### Tareas propuestas
1. En el fragmento sobre Heidegger, ¿qué nombre da Heidegger a la "decisión" que abre la existencia en su originalidad?
2. Reformule como lista breve el párrafo del fragmento sobre Heidegger que comienza con "La analítica existencial había constituido", conservando sus datos principales.
3. Prosiga el fragmento sobre Heidegger a partir de la pregunta con la que concluye.

### Fragmento del documento

La culpabilidad fundamental que la conciencia revela no es otra que la condición originariamente negativa, finita de la existencia. Dado que se encuentra grabada en su propia estructura, la existencia es irremediablemente finitud. La voz de la conciencia que llama a salir del “ser” anónimo para ser sí mismo, es, desde ahora, una llamada a aceptar la finitud radical, a asumirla como nuestra posibilidad más propia. Esta actitud implica una disponibilidad básica de apertura a la conciencia, que Heidegger expresa como “querer-tener-conciencia” y que es distintiva del existir auténtico. Este toma sobre sí su condición finita, se hace cargo de ella, es decir, elige el proyecto de vivir su finitud como su propio poder ser y, de esta manera, se hace responsable de su culpabilidad irremisible. Esta “decisión” que abre la existencia en su originalidad, denominada por Heidegger “estar resuelto”, es la entraña de la existencia auténtica.
2.5 El cambio del pensamiento heideggeriano
2.5.1 El resultado de Ser y Tiempo
La analítica existencial había constituido una investigación de la existencia humana en cuanto ésta es “comprensión de ser”. Como tal había arrojado un doble resultado. En primer lugar, que las cosas intramundanas, en sus dos formas de ser, Vorhandenheit y Zuhandenheit, son, esto es, se muestran siendo esto o lo otro, en virtud de la previa apertura del mundo. Ese abrirse del mundo es la condición de la posibilidad de que las cosas sean. En segundo lugar, el ser del mundo y del propio Dasein, al que pertenece, es radicalmente distinto al ser de lo intramundano, como muestra la estructura de los diversos existenciales. Para aparecer así, el Daseinno necesita, a su vez, de ninguna nueva condición de posibilidad: con su propia forma de ser está dada la transparencia para sí mismo: el Dasein es su “abrirse”: «como ser-en-el-mundo está iluminado en sí mismo, no por otro ente, sino de tal forma que él mismo es su iluminación» (Ser y Tiempo, p. 133). Ciertamente, esta apertura hacia sí no es una nueva estructura junto a los demás existenciales, sino algo que los atraviesa a todos ellos, que se da a la par que ellos. De ahí que sea una apertura mediada por el mundo, al cual la existencia está siempre referida. O mejor aún, la apertura del mundo, que hacer ser a los entes intramundanos, es a la vez, la apertura delDasein para sí.
2.5.2 El pensar de la verdad del ser como superación de la filosofía de la subjetividad
2.5.2.1 De la verdad del enunciado a la libertad
Un enunciado es verdadero cuando, en algún sentido por determinar, concuerda con la situación objetiva a que se refiere. El pensamiento de Heidegger no se dirige a discutir la pertinencia o no de esta idea en su nivel – la proposición –, sino a trascenderla en la dirección de su condición de posibilidad: ¿qué hace posible que, en general, un enunciado pueda “concordar” con su objeto?

### Información proporcionada
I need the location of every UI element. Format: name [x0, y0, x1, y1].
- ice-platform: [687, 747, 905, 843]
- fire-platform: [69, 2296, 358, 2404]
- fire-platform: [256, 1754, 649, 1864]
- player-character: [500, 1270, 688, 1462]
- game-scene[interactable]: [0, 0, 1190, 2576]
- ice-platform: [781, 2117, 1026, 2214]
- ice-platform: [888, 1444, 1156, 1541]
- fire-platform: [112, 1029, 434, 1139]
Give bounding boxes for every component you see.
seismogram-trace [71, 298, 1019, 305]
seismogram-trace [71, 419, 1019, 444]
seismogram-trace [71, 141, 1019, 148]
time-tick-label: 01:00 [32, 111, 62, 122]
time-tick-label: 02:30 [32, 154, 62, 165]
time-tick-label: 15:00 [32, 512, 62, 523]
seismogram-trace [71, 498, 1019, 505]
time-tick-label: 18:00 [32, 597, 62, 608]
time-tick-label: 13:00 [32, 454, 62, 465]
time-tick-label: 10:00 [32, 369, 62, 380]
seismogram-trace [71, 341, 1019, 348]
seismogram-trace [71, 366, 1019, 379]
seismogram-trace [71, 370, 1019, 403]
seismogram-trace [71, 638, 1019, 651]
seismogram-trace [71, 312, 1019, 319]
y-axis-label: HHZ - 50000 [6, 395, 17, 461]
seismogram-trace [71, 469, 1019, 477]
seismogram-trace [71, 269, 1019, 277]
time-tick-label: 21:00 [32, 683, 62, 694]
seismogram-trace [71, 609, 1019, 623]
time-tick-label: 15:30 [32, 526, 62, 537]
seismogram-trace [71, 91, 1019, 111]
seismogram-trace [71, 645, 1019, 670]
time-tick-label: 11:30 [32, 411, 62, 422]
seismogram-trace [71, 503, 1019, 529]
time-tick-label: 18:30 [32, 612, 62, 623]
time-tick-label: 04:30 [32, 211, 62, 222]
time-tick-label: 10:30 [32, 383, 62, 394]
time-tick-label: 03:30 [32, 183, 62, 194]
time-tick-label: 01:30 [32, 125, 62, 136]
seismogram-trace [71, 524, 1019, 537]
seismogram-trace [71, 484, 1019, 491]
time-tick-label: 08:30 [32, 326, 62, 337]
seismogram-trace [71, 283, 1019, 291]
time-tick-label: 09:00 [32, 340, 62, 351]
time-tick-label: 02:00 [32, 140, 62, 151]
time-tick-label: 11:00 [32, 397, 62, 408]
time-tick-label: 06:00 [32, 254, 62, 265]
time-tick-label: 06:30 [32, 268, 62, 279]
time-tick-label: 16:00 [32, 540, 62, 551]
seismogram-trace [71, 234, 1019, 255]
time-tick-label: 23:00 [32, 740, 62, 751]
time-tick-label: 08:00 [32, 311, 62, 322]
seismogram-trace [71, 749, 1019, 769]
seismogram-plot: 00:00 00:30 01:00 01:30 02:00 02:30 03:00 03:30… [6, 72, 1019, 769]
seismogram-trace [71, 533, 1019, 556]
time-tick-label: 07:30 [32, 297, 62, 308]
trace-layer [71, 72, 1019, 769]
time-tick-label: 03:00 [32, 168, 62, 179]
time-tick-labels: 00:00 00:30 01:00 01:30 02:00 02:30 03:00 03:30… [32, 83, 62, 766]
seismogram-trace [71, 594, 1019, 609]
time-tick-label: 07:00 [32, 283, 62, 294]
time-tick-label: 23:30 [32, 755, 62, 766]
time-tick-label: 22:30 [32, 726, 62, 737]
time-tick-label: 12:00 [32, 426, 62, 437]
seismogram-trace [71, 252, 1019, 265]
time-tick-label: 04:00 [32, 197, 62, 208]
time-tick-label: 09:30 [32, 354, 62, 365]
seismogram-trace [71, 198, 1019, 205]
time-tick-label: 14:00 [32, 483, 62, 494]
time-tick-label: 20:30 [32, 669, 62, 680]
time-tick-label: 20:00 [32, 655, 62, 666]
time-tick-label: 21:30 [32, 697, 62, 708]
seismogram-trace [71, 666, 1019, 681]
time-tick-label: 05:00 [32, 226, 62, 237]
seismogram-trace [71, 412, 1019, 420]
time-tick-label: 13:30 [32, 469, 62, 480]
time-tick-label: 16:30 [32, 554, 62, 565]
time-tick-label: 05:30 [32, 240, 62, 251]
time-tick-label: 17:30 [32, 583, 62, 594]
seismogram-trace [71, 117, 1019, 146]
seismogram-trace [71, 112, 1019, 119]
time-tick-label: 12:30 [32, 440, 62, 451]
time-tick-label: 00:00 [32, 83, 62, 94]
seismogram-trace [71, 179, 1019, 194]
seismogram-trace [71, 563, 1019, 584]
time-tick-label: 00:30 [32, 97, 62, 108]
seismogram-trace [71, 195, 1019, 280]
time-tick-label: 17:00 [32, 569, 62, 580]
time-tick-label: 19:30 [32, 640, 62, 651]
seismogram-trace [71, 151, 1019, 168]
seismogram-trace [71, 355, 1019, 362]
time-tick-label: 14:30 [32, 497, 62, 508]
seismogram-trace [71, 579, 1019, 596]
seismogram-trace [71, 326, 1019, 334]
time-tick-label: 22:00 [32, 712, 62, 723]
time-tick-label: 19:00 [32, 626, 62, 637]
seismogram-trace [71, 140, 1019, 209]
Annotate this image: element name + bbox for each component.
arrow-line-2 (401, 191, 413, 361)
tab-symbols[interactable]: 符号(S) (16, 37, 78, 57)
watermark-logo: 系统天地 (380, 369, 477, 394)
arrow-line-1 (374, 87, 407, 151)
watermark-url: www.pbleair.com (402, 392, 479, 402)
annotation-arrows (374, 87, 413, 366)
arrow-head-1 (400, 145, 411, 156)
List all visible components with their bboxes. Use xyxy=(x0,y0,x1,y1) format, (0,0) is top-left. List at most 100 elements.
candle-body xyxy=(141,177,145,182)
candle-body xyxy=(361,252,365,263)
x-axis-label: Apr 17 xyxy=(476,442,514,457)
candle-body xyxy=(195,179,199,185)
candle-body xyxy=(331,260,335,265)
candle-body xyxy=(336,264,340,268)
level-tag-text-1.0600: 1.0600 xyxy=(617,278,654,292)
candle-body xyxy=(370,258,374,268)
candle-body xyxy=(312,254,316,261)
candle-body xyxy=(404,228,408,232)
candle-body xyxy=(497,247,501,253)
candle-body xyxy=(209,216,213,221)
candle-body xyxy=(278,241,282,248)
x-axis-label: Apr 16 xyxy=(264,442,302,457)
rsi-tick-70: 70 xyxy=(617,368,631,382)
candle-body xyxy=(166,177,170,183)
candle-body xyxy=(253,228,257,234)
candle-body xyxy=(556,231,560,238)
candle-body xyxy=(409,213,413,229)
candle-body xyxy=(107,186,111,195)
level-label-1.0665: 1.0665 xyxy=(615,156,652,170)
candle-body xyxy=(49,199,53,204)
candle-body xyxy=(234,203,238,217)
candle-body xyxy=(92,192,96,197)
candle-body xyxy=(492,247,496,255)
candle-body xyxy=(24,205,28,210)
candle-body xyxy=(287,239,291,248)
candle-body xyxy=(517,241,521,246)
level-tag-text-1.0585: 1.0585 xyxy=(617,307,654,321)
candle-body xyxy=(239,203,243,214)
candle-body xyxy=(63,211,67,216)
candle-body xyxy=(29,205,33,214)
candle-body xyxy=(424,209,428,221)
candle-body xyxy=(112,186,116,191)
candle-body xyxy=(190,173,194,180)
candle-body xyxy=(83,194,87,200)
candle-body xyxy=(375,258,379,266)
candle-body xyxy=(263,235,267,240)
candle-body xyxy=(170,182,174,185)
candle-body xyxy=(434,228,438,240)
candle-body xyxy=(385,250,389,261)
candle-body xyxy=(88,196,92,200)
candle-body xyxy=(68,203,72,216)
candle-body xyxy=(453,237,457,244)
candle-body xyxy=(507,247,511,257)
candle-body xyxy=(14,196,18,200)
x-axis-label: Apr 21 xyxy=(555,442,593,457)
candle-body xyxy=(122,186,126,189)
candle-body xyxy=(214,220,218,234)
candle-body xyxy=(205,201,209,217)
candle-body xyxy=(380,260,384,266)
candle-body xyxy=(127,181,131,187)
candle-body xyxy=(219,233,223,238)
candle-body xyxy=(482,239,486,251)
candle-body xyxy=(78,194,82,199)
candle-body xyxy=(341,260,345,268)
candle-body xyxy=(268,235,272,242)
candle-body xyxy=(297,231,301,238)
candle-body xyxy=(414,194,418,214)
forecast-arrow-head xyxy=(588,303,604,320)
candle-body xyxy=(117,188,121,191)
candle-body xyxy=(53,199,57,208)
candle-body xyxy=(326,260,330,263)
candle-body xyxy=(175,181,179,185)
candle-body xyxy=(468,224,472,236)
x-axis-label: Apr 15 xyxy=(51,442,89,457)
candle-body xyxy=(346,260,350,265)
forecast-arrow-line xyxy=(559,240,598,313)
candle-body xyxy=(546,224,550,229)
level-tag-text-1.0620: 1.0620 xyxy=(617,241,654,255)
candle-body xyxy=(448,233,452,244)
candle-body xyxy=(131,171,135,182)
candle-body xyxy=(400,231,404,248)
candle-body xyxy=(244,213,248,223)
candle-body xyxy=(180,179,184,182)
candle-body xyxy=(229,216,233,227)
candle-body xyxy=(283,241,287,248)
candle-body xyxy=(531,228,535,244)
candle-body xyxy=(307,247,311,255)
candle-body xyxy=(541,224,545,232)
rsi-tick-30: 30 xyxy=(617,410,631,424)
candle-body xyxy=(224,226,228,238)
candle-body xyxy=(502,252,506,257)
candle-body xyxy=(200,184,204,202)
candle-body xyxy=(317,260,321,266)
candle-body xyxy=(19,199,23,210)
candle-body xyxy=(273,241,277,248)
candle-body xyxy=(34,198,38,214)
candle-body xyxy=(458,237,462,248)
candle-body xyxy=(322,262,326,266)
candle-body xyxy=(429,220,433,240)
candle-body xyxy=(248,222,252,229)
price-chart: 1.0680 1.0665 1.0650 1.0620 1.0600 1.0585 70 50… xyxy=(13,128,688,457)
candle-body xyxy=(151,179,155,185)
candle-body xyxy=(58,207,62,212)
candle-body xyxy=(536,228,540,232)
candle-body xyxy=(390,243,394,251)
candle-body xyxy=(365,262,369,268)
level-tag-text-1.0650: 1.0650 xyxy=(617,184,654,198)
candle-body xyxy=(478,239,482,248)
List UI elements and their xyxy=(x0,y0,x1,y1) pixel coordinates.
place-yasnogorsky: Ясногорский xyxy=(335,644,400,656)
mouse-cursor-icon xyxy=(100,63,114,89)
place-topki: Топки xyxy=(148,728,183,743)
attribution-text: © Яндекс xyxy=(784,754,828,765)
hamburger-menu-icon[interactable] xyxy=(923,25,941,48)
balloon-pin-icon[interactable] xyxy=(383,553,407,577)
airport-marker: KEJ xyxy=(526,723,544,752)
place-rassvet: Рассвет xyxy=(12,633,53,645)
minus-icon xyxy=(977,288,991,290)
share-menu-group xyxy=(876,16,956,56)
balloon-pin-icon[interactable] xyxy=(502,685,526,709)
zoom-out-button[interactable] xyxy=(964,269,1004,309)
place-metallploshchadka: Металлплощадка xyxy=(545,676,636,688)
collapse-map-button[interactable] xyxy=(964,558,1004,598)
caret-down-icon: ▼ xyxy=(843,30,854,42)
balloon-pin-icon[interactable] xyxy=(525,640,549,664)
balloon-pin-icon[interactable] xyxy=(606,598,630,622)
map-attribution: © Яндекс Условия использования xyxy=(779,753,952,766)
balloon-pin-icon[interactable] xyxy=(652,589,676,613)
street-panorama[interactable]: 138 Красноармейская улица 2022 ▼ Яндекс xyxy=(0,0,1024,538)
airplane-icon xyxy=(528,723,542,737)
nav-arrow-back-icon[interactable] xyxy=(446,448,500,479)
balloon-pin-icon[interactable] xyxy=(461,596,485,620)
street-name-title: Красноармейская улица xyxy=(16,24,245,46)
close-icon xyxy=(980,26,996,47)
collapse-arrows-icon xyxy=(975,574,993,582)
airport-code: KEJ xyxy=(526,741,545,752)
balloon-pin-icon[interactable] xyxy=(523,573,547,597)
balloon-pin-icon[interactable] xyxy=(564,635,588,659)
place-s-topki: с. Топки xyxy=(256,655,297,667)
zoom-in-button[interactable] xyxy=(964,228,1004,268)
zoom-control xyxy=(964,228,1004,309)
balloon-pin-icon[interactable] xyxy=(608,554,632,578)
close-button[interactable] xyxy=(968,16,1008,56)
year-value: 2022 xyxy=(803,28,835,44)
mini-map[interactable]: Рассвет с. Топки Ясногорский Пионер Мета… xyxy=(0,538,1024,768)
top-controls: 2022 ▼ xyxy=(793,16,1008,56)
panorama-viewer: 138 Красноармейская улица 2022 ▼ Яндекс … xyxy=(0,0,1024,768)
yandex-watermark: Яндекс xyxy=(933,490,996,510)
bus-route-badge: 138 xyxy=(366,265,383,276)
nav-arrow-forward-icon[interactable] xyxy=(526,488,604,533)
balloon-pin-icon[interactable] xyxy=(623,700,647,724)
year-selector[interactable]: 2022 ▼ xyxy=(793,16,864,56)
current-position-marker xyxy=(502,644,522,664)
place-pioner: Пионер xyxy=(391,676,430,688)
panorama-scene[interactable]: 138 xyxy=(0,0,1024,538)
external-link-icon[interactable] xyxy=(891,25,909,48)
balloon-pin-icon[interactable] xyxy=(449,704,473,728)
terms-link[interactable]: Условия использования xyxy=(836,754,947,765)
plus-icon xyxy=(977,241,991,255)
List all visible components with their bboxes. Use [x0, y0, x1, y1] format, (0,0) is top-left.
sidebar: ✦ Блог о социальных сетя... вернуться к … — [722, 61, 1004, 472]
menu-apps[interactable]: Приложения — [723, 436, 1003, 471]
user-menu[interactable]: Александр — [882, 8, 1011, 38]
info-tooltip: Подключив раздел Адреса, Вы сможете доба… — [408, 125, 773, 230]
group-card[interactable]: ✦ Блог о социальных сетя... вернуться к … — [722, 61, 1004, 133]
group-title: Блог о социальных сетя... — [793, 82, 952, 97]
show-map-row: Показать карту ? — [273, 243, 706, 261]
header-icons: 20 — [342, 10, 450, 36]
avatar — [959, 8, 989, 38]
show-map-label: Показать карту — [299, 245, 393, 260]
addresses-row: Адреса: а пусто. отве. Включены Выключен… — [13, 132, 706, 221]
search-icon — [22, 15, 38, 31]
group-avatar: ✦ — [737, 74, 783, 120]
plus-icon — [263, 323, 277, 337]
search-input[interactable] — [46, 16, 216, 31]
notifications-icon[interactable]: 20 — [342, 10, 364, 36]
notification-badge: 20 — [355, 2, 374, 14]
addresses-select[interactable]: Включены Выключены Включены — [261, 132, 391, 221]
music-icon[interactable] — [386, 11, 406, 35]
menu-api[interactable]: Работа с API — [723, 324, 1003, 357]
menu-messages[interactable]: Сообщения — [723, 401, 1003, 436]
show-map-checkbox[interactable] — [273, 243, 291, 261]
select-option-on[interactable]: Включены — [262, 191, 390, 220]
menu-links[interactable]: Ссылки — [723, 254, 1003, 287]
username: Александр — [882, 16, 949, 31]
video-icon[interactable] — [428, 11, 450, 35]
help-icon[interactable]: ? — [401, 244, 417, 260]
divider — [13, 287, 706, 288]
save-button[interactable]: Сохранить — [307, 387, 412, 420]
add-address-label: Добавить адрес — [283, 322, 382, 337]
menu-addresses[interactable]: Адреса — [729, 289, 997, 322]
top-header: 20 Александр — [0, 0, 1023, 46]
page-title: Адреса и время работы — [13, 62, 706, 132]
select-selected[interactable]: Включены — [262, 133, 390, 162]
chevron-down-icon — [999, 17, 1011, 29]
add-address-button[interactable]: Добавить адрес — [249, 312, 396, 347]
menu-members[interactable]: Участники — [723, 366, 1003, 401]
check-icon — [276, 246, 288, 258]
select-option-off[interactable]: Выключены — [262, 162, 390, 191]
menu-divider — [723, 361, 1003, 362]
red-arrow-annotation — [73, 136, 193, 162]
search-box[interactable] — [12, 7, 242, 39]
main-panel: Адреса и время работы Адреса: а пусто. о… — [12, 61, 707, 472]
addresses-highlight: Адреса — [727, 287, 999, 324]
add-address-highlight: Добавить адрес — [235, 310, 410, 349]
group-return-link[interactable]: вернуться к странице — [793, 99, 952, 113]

### Respuestas
1. La denomina "estar resuelto".

2.
- La analítica existencial estudió la existencia humana en cuanto "comprensión de ser" y arrojó un doble resultado.
- Primer resultado: las cosas intramundanas, en sus dos formas de ser (Vorhandenheit y Zuhandenheit), se muestran siendo en virtud de la previa apertura del mundo, que es la condición de posibilidad de que las cosas sean.
- Segundo resultado: el ser del mundo y del Dasein es radicalmente distinto del ser de lo intramundano. El Dasein no necesita ninguna nueva condición de posibilidad, pues él mismo es su "abrirse" y su propia iluminación.
- Esta apertura hacia sí no es un existencial más, sino que atraviesa a todos ellos y está mediada por el mundo. La apertura del mundo es, a la vez, la apertura del Dasein para sí.

3.
Para que el enunciado pueda ser verdadero ha de concebirse con cuidado la relación de adecuación. El enunciado “representa” lo real. Ahora bien, este representar no puede verse como un reproducir imaginativo o intelectual, sino entendiendo Vorstellung(representación) literalmente, como un poner delante, presentar: el enunciado deja que la cosa se ponga delante, se contraponga como objeto. Esto implica que la cosa se abra, se muestre y a la vez permanezca siendo lo que es, pues sólo así puede el enunciado ser verdadero, esto es, decir la cosa tal como es. Por su parte, el enunciado tiene que ser un comportamiento que esté constantemente abierto al manifestarse de la cosa, pero con una apertura tal que haga posible que la cosa sea el patrón-medida al que el comportamiento se atiene. La apertura de éste contiene entonces la previa donación o decisión de dejarse regir por las cosas. La apertura constante del comportamiento así entendido hace posible la rectitud o conformidad del enunciado.
¿Pero cómo tiene que ser esa apertura del comportamiento que la hace susceptible de regirse por una norma? ¿Cuál es la condición interna de su posibilidad?: la libertad. El poder atenerse a las cosas como norma sólo es posible si se es constitutivamente libre para la manifestabilidad de las cosas, para el “es” que indica el aparecer de ellas. Sólo si no se está predeterminado para tal o cual ente o regiones de ente, sino libre para el puro manifestarse de las cosas, es posible que la cosa se muestre como lo que es y pueda servir de norma al comportamiento dirigido a ella. La esencia de la verdad, concluirá Heidegger, es la libertad. Pero obviamente tal concepto de libertad tiene poco que ver con el libre albedrío, con la libre elección de posibilidades. Es más bien su condición trascendental de posibilidad: para poder elegir entre diversas cosas, situaciones, etc., tienen éstas que aparecer como tales y esto implica esa apertura originaria, ese pre-acuerdo con el ser como manifestabilidad que Heidegger llama libertad.
Esa libertad trascendental no puede consistir entonces en otra cosa que en un dejar ser a los entes, que no hay que entender como abandono o indiferencia, sino como un comprometerse en que las cosas sean lo que son:
El comprometerse en el desvelamiento del ente no se pierde en éste, sino que se despliega retrocediendo ante el ente para que éste se manifieste en lo que es y como es y la adecuación representante lo tome como patrón de medida. En cuanto deja ser, se ex-pone al ente como tal y transfiere todo comportamiento hacia lo abierto. El dejar ser, es decir, la libertad, es en sí ex-ponente, ex-istente. La esencia de la libertad, mirada desde la esencia de la verdad se muestra como la exposición al desvelamiento del ente (De la esencia de la verdad, G.A., 9, pp. 188-189)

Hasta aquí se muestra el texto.